(Saved entries)
## begin

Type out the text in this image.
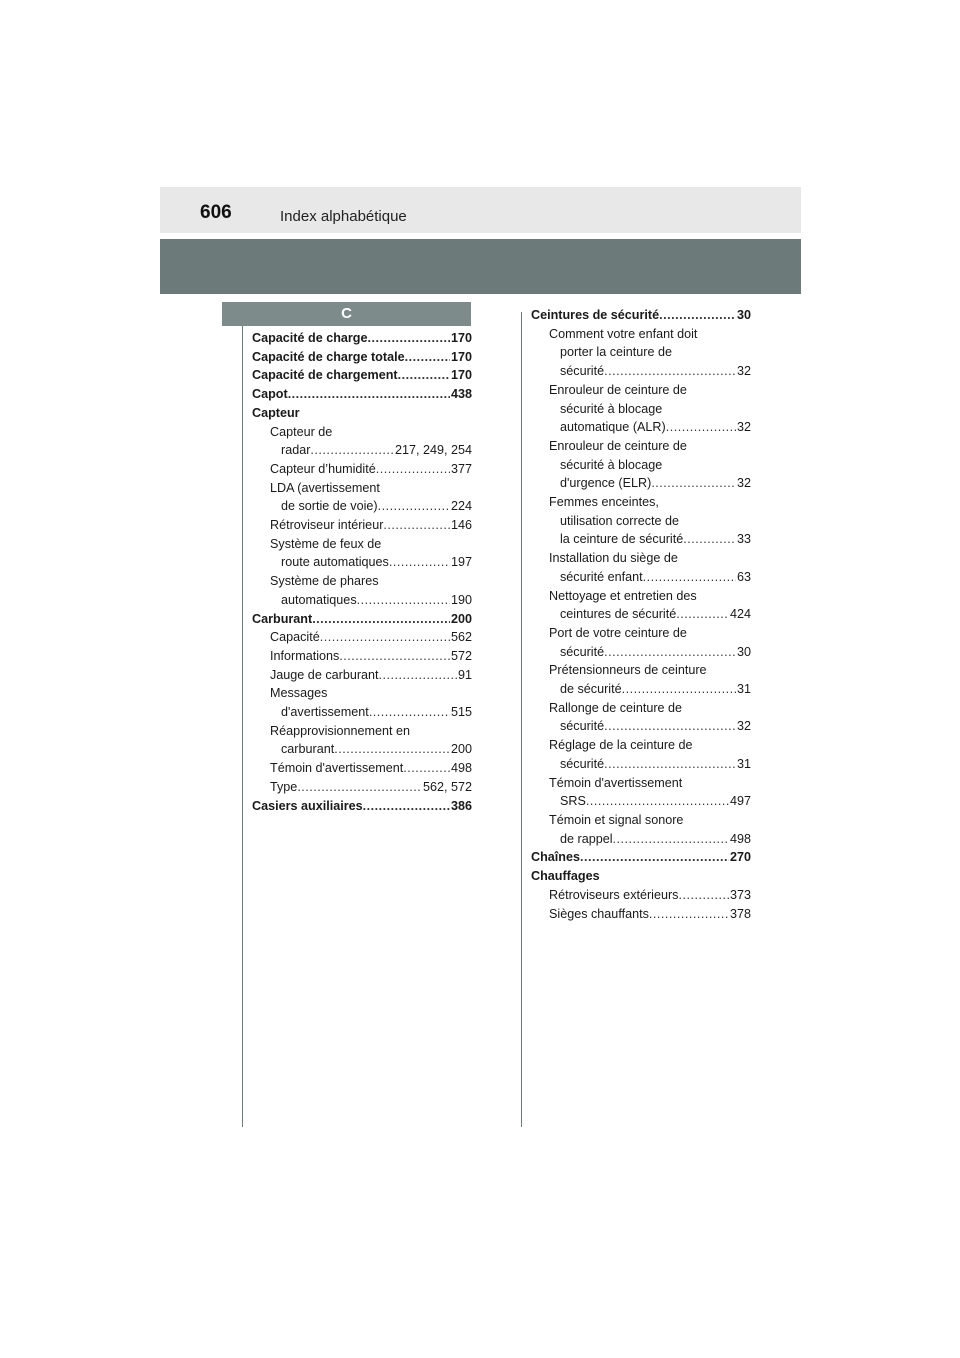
606	Index alphabétique
C
Capacité de charge .....	170
Capacité de charge totale .....	170
Capacité de chargement .....	170
Capot .....	438
Capteur
Capteur de
radar .....	217, 249, 254
Capteur d’humidité .....	377
LDA (avertissement
de sortie de voie) .....	224
Rétroviseur intérieur .....	146
Système de feux de
route automatiques .....	197
Système de phares
automatiques .....	190
Carburant .....	200
Capacité .....	562
Informations .....	572
Jauge de carburant .....	91
Messages
d'avertissement .....	515
Réapprovisionnement en
carburant .....	200
Témoin d'avertissement .....	498
Type .....	562, 572
Casiers auxiliaires .....	386
Ceintures de sécurité .....	30
Comment votre enfant doit
porter la ceinture de
sécurité .....	32
Enrouleur de ceinture de
sécurité à blocage
automatique (ALR) .....	32
Enrouleur de ceinture de
sécurité à blocage
d'urgence (ELR) .....	32
Femmes enceintes,
utilisation correcte de
la ceinture de sécurité .....	33
Installation du siège de
sécurité enfant .....	63
Nettoyage et entretien des
ceintures de sécurité .....	424
Port de votre ceinture de
sécurité .....	30
Prétensionneurs de ceinture
de sécurité .....	31
Rallonge de ceinture de
sécurité .....	32
Réglage de la ceinture de
sécurité .....	31
Témoin d'avertissement
SRS .....	497
Témoin et signal sonore
de rappel .....	498
Chaînes .....	270
Chauffages
Rétroviseurs extérieurs .....	373
Sièges chauffants .....	378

## end

YOUR INSTRUCTIONS:
Write out the listing word for word, omitting the pictures it holds.

EXERCISE OUTPUT:
Type out the text in this image.
606	Index alphabétique
C
Capacité de charge .....	170
Capacité de charge totale .....	170
Capacité de chargement .....	170
Capot .....	438
Capteur
Capteur de
radar .....	217, 249, 254
Capteur d’humidité .....	377
LDA (avertissement
de sortie de voie) .....	224
Rétroviseur intérieur .....	146
Système de feux de
route automatiques .....	197
Système de phares
automatiques .....	190
Carburant .....	200
Capacité .....	562
Informations .....	572
Jauge de carburant .....	91
Messages
d'avertissement .....	515
Réapprovisionnement en
carburant .....	200
Témoin d'avertissement .....	498
Type .....	562, 572
Casiers auxiliaires .....	386
Ceintures de sécurité .....	30
Comment votre enfant doit
porter la ceinture de
sécurité .....	32
Enrouleur de ceinture de
sécurité à blocage
automatique (ALR) .....	32
Enrouleur de ceinture de
sécurité à blocage
d'urgence (ELR) .....	32
Femmes enceintes,
utilisation correcte de
la ceinture de sécurité .....	33
Installation du siège de
sécurité enfant .....	63
Nettoyage et entretien des
ceintures de sécurité .....	424
Port de votre ceinture de
sécurité .....	30
Prétensionneurs de ceinture
de sécurité .....	31
Rallonge de ceinture de
sécurité .....	32
Réglage de la ceinture de
sécurité .....	31
Témoin d'avertissement
SRS .....	497
Témoin et signal sonore
de rappel .....	498
Chaînes .....	270
Chauffages
Rétroviseurs extérieurs .....	373
Sièges chauffants .....	378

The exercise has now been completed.